-- BEGIN DATA ENTRIES --

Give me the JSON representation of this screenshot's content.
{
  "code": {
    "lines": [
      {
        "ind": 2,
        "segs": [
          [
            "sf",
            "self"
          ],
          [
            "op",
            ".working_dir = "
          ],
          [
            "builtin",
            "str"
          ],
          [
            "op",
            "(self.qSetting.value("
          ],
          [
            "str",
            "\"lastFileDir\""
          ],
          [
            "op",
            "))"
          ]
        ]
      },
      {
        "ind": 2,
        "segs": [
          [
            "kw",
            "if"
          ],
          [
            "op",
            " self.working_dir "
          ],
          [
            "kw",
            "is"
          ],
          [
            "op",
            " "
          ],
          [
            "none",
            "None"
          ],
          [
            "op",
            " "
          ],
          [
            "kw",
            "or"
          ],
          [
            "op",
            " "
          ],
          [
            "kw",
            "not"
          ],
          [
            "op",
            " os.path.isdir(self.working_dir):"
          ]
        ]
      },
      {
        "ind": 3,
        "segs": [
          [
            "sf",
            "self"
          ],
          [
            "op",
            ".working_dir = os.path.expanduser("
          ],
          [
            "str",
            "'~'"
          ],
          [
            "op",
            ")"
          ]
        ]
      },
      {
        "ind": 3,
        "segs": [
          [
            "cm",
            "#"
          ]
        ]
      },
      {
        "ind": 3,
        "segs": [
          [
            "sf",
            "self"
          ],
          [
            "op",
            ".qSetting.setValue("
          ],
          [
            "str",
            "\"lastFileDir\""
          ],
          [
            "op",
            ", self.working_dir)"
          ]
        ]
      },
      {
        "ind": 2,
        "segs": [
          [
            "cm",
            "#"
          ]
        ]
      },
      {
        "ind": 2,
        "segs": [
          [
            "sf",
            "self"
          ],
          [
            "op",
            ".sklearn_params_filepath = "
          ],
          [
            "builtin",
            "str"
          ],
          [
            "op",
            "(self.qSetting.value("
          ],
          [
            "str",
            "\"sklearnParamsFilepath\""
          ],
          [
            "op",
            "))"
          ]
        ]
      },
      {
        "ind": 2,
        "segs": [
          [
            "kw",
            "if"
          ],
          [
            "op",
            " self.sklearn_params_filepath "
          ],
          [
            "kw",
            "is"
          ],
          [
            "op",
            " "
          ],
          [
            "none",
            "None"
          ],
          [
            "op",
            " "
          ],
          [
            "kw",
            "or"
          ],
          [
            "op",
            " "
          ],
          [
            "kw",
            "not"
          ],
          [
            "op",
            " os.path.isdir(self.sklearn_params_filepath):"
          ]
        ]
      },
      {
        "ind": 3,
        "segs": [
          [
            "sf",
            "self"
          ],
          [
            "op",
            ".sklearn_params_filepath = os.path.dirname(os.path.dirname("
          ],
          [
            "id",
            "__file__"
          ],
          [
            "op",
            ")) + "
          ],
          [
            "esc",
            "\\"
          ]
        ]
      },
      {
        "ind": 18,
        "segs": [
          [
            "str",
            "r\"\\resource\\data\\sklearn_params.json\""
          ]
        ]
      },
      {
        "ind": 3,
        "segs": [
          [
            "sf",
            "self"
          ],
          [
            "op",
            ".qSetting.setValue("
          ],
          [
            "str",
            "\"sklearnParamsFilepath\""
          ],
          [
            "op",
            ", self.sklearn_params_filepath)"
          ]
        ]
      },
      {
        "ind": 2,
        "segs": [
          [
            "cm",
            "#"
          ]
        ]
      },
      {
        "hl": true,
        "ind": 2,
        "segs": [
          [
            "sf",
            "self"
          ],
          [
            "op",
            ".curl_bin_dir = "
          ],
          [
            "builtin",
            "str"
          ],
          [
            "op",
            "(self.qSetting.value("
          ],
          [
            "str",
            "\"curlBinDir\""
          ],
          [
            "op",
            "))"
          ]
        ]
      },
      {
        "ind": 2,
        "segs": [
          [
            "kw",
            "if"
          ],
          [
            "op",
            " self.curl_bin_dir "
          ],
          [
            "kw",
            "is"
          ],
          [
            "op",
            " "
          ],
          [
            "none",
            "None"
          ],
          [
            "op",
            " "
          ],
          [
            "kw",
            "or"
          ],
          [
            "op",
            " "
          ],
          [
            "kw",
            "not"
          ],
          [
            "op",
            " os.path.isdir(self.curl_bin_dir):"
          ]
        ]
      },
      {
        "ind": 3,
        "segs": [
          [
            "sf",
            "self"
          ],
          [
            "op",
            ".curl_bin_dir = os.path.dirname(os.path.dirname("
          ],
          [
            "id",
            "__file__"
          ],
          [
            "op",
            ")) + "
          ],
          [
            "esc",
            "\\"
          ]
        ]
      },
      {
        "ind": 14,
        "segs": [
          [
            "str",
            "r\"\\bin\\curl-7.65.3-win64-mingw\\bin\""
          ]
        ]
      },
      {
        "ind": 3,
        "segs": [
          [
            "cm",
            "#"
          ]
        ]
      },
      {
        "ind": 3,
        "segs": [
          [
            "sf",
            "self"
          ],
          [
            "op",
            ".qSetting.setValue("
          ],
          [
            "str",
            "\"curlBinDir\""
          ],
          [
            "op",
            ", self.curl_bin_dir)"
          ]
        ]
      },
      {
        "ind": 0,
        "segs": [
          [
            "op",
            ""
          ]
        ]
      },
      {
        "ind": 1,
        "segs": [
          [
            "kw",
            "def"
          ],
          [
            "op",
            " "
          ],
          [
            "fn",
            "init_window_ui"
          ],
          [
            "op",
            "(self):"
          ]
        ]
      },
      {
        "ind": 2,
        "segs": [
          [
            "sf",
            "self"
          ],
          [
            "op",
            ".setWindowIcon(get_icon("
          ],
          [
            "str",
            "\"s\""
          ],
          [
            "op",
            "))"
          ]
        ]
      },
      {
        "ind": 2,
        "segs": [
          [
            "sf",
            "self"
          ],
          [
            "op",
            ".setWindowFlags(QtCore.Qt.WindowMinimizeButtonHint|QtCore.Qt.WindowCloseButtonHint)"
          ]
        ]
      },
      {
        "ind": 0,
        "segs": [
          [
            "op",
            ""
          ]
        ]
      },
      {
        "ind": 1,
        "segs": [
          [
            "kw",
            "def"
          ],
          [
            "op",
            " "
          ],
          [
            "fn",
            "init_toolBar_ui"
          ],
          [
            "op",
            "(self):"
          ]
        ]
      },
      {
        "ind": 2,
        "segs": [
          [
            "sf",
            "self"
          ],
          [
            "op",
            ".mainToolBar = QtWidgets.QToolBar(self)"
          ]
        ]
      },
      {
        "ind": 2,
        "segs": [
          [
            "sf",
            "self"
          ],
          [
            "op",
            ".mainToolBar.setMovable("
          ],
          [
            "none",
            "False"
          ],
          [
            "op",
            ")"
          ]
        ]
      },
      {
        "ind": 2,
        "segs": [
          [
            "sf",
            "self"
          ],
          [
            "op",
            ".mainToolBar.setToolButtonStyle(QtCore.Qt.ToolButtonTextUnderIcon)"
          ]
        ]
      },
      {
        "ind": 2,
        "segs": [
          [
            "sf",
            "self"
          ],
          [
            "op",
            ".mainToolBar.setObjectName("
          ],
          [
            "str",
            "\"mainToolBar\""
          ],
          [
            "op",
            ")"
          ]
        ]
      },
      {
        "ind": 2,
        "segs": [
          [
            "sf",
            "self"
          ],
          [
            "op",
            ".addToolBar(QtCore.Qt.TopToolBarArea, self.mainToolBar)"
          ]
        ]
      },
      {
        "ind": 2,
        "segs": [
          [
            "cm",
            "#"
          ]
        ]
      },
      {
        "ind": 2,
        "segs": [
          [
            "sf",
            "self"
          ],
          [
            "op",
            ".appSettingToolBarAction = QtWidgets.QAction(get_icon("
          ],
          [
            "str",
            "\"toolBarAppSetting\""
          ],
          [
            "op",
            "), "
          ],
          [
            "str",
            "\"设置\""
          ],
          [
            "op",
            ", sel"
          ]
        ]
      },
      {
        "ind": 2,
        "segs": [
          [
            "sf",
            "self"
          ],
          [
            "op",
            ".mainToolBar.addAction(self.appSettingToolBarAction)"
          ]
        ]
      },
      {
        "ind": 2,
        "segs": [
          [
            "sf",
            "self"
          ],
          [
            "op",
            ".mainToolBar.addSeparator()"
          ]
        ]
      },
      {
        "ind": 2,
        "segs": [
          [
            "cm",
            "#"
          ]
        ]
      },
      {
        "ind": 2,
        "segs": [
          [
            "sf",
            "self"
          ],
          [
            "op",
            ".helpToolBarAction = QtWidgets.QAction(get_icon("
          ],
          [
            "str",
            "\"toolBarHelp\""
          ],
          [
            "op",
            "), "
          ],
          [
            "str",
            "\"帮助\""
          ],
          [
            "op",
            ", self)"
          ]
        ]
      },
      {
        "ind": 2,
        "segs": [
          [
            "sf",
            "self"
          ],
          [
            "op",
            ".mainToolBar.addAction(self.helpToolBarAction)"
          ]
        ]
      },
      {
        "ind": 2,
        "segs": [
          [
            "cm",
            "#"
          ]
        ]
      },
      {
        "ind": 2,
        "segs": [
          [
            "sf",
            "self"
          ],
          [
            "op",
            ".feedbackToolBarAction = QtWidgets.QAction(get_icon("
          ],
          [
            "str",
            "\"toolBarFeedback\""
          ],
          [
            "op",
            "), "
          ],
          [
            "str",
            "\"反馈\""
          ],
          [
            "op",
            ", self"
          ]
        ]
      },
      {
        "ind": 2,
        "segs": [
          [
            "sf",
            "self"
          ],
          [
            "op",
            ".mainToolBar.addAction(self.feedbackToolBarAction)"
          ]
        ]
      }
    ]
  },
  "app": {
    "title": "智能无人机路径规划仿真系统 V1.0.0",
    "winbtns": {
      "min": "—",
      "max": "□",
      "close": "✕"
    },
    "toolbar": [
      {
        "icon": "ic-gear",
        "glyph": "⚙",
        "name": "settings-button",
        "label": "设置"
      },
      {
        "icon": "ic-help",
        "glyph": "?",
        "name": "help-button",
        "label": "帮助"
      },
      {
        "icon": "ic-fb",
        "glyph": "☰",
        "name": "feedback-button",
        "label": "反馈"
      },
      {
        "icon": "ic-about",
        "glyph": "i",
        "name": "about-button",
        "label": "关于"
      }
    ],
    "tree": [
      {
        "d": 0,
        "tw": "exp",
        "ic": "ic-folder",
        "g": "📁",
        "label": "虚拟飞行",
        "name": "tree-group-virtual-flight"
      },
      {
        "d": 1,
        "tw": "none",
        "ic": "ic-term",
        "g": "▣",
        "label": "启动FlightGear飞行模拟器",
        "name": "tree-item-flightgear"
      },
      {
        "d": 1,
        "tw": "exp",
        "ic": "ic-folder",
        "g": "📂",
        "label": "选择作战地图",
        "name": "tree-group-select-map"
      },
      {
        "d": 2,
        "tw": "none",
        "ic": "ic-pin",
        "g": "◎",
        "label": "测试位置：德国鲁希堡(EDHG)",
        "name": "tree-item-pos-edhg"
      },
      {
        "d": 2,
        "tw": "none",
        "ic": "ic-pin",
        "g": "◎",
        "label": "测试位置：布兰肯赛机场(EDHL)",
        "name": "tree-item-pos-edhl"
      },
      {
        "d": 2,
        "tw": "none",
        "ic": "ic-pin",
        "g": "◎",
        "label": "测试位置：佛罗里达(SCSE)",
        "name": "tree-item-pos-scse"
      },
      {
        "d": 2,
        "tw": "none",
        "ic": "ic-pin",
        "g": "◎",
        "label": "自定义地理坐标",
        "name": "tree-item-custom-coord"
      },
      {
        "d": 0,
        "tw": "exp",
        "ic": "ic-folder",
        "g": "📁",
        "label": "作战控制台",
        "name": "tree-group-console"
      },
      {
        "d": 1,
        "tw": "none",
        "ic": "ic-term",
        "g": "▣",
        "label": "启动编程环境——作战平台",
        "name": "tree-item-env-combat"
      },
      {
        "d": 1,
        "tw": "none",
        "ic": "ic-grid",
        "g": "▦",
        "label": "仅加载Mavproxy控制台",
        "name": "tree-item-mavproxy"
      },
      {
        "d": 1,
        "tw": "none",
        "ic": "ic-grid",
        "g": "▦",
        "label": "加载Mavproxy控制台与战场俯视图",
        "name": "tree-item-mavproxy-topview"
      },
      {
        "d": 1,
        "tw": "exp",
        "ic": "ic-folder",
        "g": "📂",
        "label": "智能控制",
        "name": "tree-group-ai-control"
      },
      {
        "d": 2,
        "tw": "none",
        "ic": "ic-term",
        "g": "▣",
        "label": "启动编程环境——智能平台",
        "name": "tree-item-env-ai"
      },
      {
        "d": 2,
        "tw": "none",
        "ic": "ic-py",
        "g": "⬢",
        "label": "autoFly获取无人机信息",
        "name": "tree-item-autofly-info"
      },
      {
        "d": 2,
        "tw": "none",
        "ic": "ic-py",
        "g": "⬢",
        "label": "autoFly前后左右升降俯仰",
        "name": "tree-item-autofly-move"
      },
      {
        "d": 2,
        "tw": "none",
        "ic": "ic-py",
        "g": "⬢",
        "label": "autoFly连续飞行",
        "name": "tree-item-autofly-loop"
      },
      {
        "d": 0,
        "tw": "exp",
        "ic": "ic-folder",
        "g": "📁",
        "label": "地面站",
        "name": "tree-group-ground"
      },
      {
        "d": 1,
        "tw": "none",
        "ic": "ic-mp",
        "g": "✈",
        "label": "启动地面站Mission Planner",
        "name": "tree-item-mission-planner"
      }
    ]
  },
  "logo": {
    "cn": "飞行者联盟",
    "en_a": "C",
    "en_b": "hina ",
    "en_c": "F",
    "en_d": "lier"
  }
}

-- END DATA ENTRIES --

TASK:
List all lines from the entries that include the word "QtWidgets".

THE REPLY:
            ".mainToolBar = QtWidgets.QToolBar(self)"
            ".appSettingToolBarAction = QtWidgets.QAction(get_icon("
            ".helpToolBarAction = QtWidgets.QAction(get_icon("
            ".feedbackToolBarAction = QtWidgets.QAction(get_icon("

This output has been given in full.